**THE TASK**
Print exactly the lines from the line with "Parse this screenshot: output" to the last line of the data, please, both included.
========================================================================
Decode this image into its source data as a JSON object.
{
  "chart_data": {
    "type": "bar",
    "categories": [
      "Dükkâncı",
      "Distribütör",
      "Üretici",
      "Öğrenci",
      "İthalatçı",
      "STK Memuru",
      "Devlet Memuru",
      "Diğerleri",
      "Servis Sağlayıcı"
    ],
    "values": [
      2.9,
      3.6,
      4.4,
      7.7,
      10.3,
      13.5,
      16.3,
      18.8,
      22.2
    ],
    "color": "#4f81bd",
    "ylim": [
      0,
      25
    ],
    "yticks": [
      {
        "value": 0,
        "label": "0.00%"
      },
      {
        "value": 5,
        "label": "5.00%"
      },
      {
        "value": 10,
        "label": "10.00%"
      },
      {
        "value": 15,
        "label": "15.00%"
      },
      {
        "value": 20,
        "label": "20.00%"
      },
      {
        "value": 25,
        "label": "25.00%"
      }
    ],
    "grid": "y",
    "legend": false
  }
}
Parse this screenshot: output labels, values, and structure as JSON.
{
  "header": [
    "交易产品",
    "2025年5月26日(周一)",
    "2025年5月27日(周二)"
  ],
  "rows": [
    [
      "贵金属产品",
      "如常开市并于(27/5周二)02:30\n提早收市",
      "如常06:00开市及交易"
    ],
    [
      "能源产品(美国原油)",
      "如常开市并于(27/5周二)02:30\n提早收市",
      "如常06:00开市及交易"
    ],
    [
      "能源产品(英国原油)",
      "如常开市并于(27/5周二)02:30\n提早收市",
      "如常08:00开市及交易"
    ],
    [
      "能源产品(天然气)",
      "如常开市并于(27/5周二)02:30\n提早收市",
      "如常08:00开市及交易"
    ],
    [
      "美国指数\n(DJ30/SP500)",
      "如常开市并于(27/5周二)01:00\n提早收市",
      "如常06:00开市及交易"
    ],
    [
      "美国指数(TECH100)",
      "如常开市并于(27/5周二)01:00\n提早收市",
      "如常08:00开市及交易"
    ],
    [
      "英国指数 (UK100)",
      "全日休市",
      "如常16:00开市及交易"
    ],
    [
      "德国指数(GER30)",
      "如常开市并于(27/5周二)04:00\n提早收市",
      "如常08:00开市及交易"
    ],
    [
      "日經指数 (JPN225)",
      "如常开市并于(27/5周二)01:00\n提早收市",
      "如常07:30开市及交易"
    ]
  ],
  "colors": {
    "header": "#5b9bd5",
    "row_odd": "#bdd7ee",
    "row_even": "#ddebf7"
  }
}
========================================================================
**ANSWER**
Parse this screenshot: output labels, values, and structure as JSON.
{
  "header": [
    "交易产品",
    "2025年5月26日(周一)",
    "2025年5月27日(周二)"
  ],
  "rows": [
    [
      "贵金属产品",
      "如常开市并于(27/5周二)02:30\n提早收市",
      "如常06:00开市及交易"
    ],
    [
      "能源产品(美国原油)",
      "如常开市并于(27/5周二)02:30\n提早收市",
      "如常06:00开市及交易"
    ],
    [
      "能源产品(英国原油)",
      "如常开市并于(27/5周二)02:30\n提早收市",
      "如常08:00开市及交易"
    ],
    [
      "能源产品(天然气)",
      "如常开市并于(27/5周二)02:30\n提早收市",
      "如常08:00开市及交易"
    ],
    [
      "美国指数\n(DJ30/SP500)",
      "如常开市并于(27/5周二)01:00\n提早收市",
      "如常06:00开市及交易"
    ],
    [
      "美国指数(TECH100)",
      "如常开市并于(27/5周二)01:00\n提早收市",
      "如常08:00开市及交易"
    ],
    [
      "英国指数 (UK100)",
      "全日休市",
      "如常16:00开市及交易"
    ],
    [
      "德国指数(GER30)",
      "如常开市并于(27/5周二)04:00\n提早收市",
      "如常08:00开市及交易"
    ],
    [
      "日經指数 (JPN225)",
      "如常开市并于(27/5周二)01:00\n提早收市",
      "如常07:30开市及交易"
    ]
  ],
  "colors": {
    "header": "#5b9bd5",
    "row_odd": "#bdd7ee",
    "row_even": "#ddebf7"
  }
}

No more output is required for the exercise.